= REQUIREMENT =
In the listing that follows, count each line where the word "Yield" appears; write nothing but the count.
DATA SHOWN start
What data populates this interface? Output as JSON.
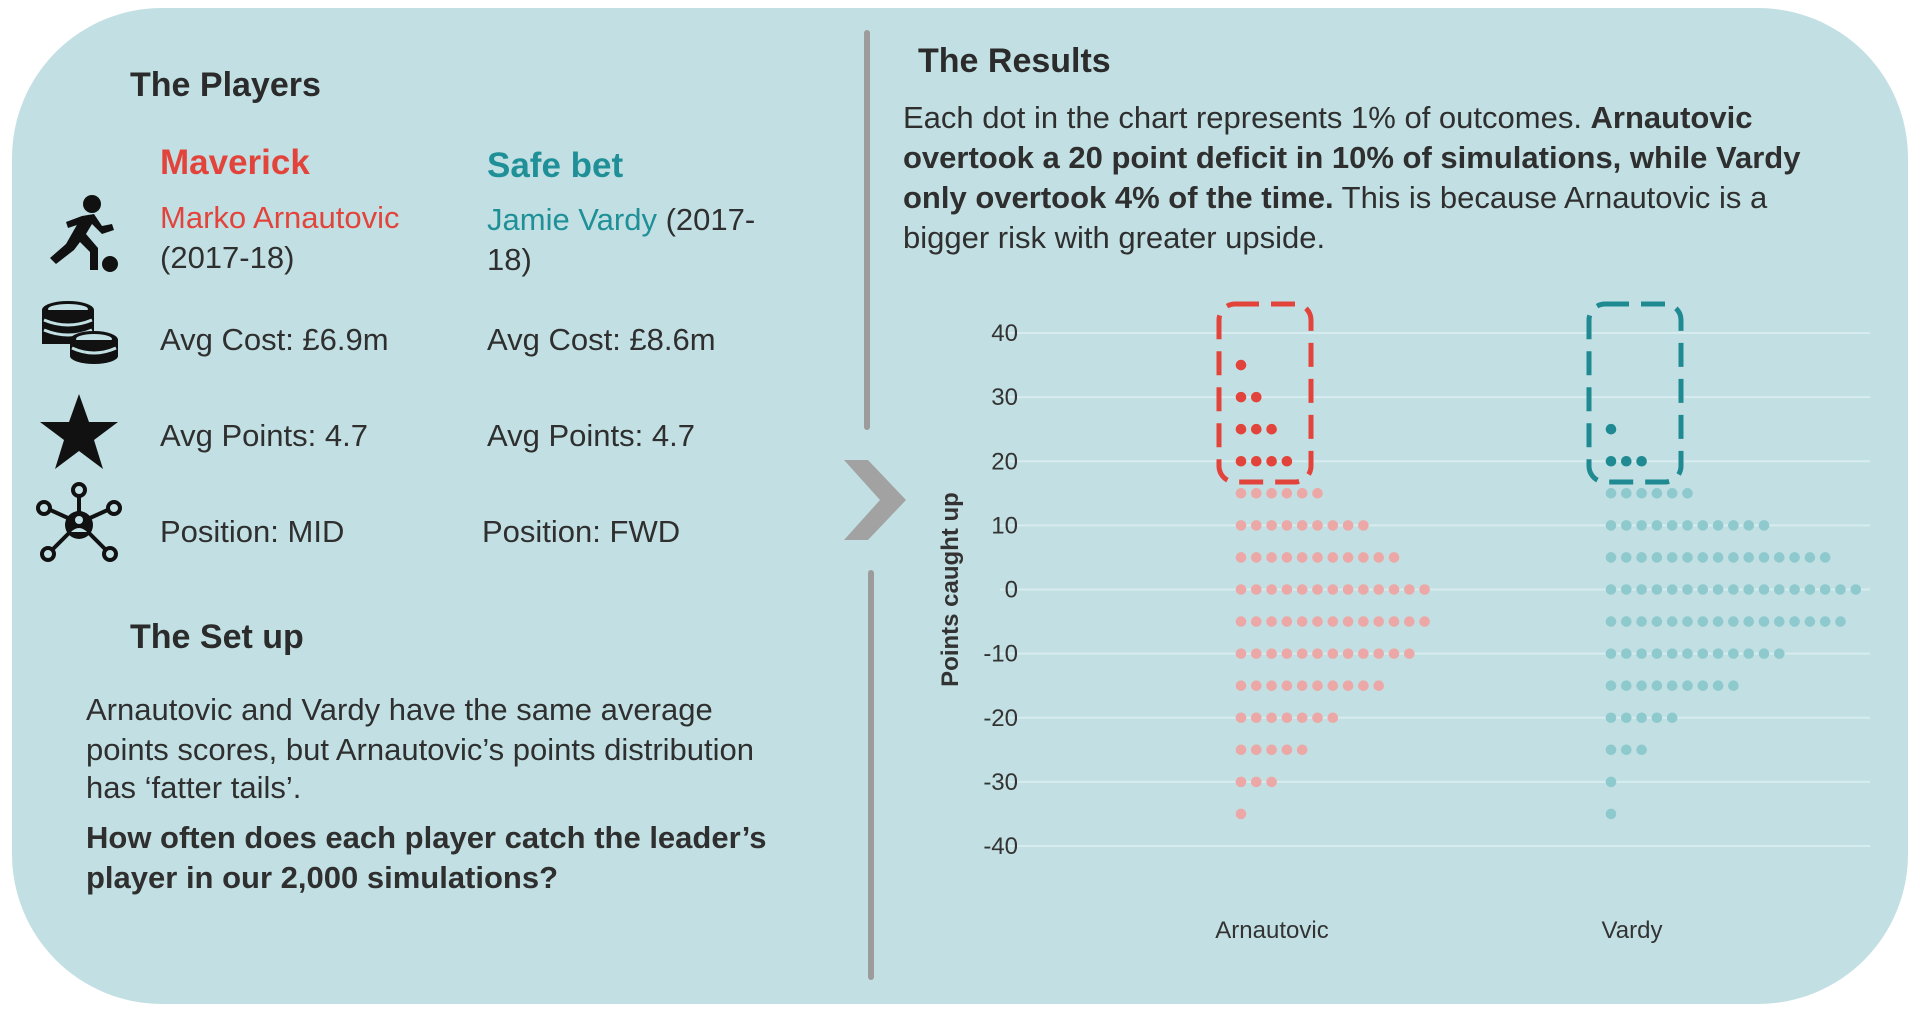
{
  "players": {
    "heading": "The Players",
    "maverick": {
      "label": "Maverick",
      "name": "Marko Arnautovic",
      "years": "(2017-18)",
      "cost": "Avg Cost: £6.9m",
      "points": "Avg Points: 4.7",
      "position": "Position: MID"
    },
    "safe": {
      "label": "Safe bet",
      "name": "Jamie Vardy",
      "years_a": " (2017-",
      "years_b": "18)",
      "cost": "Avg Cost: £8.6m",
      "points": "Avg Points: 4.7",
      "position": "Position: FWD"
    },
    "icons": [
      "football-player-icon",
      "coins-icon",
      "star-icon",
      "network-icon"
    ]
  },
  "setup": {
    "heading": "The Set up",
    "line1": "Arnautovic and Vardy have the same average",
    "line2": "points scores, but Arnautovic’s points distribution",
    "line3": "has ‘fatter tails’.",
    "q1": "How often does each player catch the leader’s",
    "q2": "player in our 2,000 simulations?"
  },
  "results": {
    "heading": "The Results",
    "p1a": "Each dot in the chart represents 1% of outcomes. ",
    "p1b": "Arnautovic",
    "p2": "overtook a 20 point deficit in 10% of simulations, while Vardy",
    "p3a": "only overtook 4% of the time.",
    "p3b": " This is because Arnautovic is a",
    "p4": "bigger risk with greater upside."
  },
  "chart_data": {
    "type": "scatter",
    "subtype": "dot-plot",
    "ylabel": "Points caught up",
    "ylim": [
      -40,
      40
    ],
    "yticks": [
      40,
      30,
      20,
      10,
      0,
      -10,
      -20,
      -30,
      -40
    ],
    "categories": [
      "Arnautovic",
      "Vardy"
    ],
    "unit_per_dot": "1% of outcomes",
    "highlight_threshold": 20,
    "series": [
      {
        "name": "Arnautovic",
        "color_highlight": "#e2443c",
        "color_faded": "#eba8a6",
        "bins": [
          {
            "y": 35,
            "count": 1
          },
          {
            "y": 30,
            "count": 2
          },
          {
            "y": 25,
            "count": 3
          },
          {
            "y": 20,
            "count": 4
          },
          {
            "y": 15,
            "count": 6
          },
          {
            "y": 10,
            "count": 9
          },
          {
            "y": 5,
            "count": 11
          },
          {
            "y": 0,
            "count": 13
          },
          {
            "y": -5,
            "count": 13
          },
          {
            "y": -10,
            "count": 12
          },
          {
            "y": -15,
            "count": 10
          },
          {
            "y": -20,
            "count": 7
          },
          {
            "y": -25,
            "count": 5
          },
          {
            "y": -30,
            "count": 3
          },
          {
            "y": -35,
            "count": 1
          }
        ]
      },
      {
        "name": "Vardy",
        "color_highlight": "#1f8a92",
        "color_faded": "#8ec9cd",
        "bins": [
          {
            "y": 25,
            "count": 1
          },
          {
            "y": 20,
            "count": 3
          },
          {
            "y": 15,
            "count": 6
          },
          {
            "y": 10,
            "count": 11
          },
          {
            "y": 5,
            "count": 15
          },
          {
            "y": 0,
            "count": 17
          },
          {
            "y": -5,
            "count": 16
          },
          {
            "y": -10,
            "count": 12
          },
          {
            "y": -15,
            "count": 9
          },
          {
            "y": -20,
            "count": 5
          },
          {
            "y": -25,
            "count": 3
          },
          {
            "y": -30,
            "count": 1
          },
          {
            "y": -35,
            "count": 1
          }
        ]
      }
    ],
    "grid": true
  }
}
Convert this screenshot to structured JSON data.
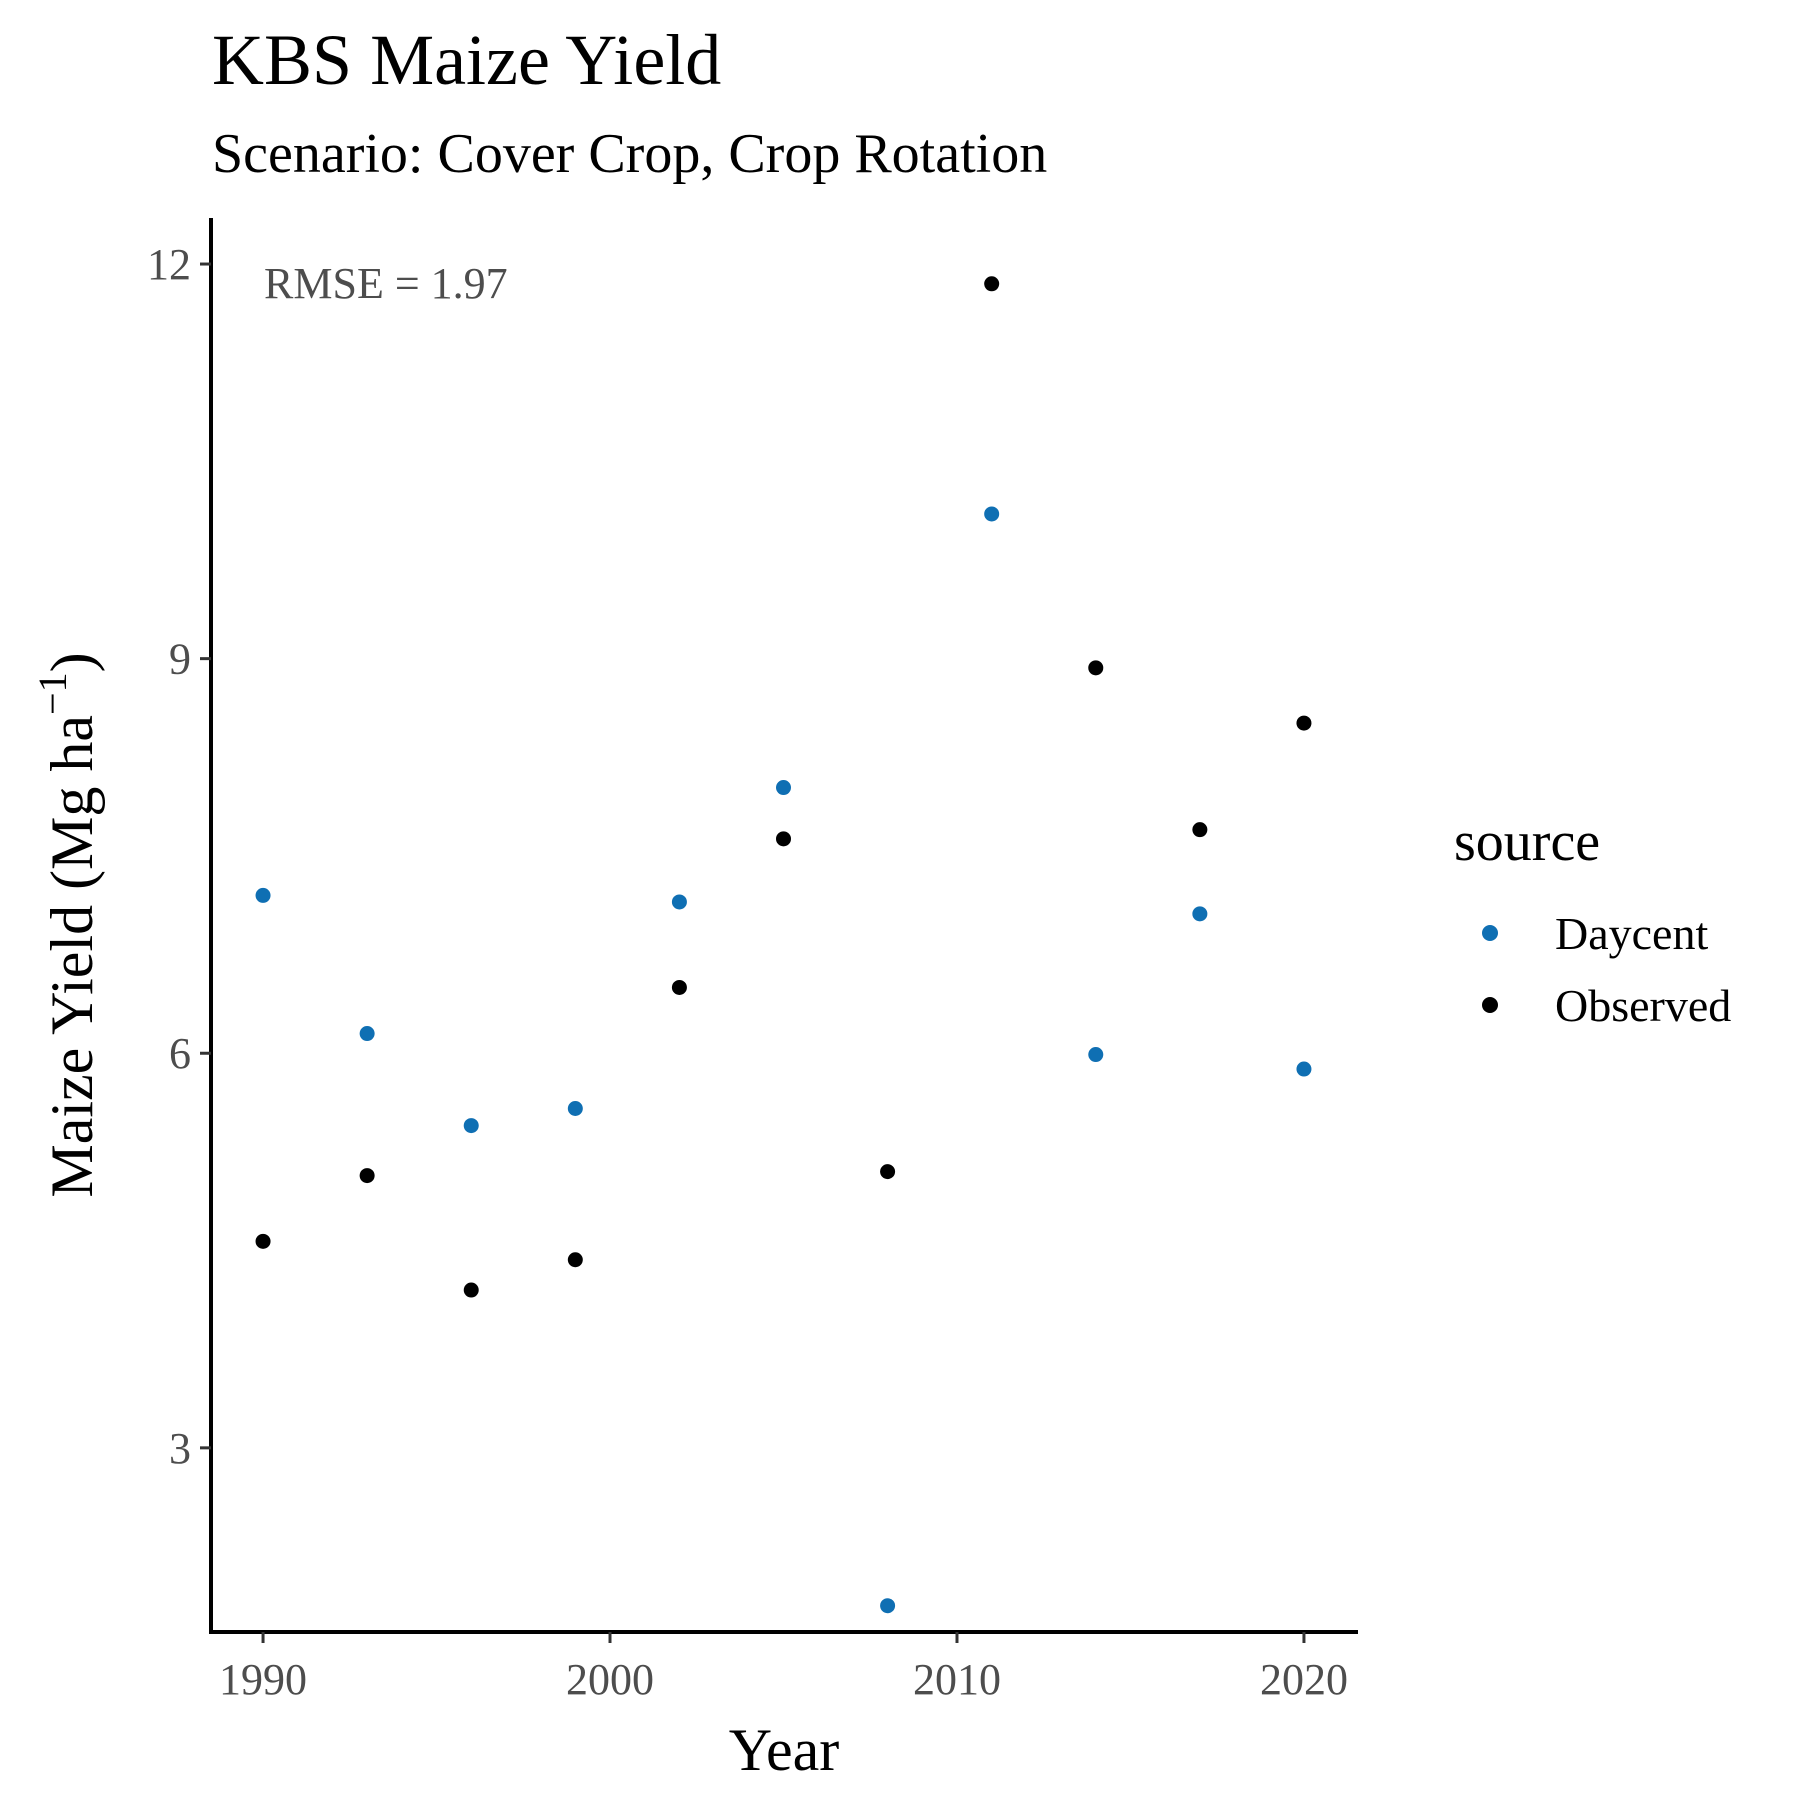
{
  "chart_data": {
    "type": "scatter",
    "title": "KBS Maize Yield",
    "subtitle": "Scenario: Cover Crop, Crop Rotation",
    "xlabel": "Year",
    "ylabel_main": "Maize Yield (Mg ha",
    "ylabel_sup": "−1",
    "ylabel_close": ")",
    "xlim": [
      1988.5,
      2021.5
    ],
    "ylim": [
      1.6,
      12.35
    ],
    "x_ticks": [
      1990,
      2000,
      2010,
      2020
    ],
    "y_ticks": [
      3,
      6,
      9,
      12
    ],
    "grid": false,
    "annotation": "RMSE = 1.97",
    "legend": {
      "title": "source",
      "position": "right"
    },
    "series": [
      {
        "name": "Daycent",
        "color": "#0f6fb3",
        "points": [
          {
            "x": 1990,
            "y": 7.2
          },
          {
            "x": 1993,
            "y": 6.15
          },
          {
            "x": 1996,
            "y": 5.45
          },
          {
            "x": 1999,
            "y": 5.58
          },
          {
            "x": 2002,
            "y": 7.15
          },
          {
            "x": 2005,
            "y": 8.02
          },
          {
            "x": 2008,
            "y": 1.8
          },
          {
            "x": 2011,
            "y": 10.1
          },
          {
            "x": 2014,
            "y": 5.99
          },
          {
            "x": 2017,
            "y": 7.06
          },
          {
            "x": 2020,
            "y": 5.88
          }
        ]
      },
      {
        "name": "Observed",
        "color": "#000000",
        "points": [
          {
            "x": 1990,
            "y": 4.57
          },
          {
            "x": 1993,
            "y": 5.07
          },
          {
            "x": 1996,
            "y": 4.2
          },
          {
            "x": 1999,
            "y": 4.43
          },
          {
            "x": 2002,
            "y": 6.5
          },
          {
            "x": 2005,
            "y": 7.63
          },
          {
            "x": 2008,
            "y": 5.1
          },
          {
            "x": 2011,
            "y": 11.85
          },
          {
            "x": 2014,
            "y": 8.93
          },
          {
            "x": 2017,
            "y": 7.7
          },
          {
            "x": 2020,
            "y": 8.51
          }
        ]
      }
    ]
  }
}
DATA SHOWN end
= ANSWER TO THIS TASK =
2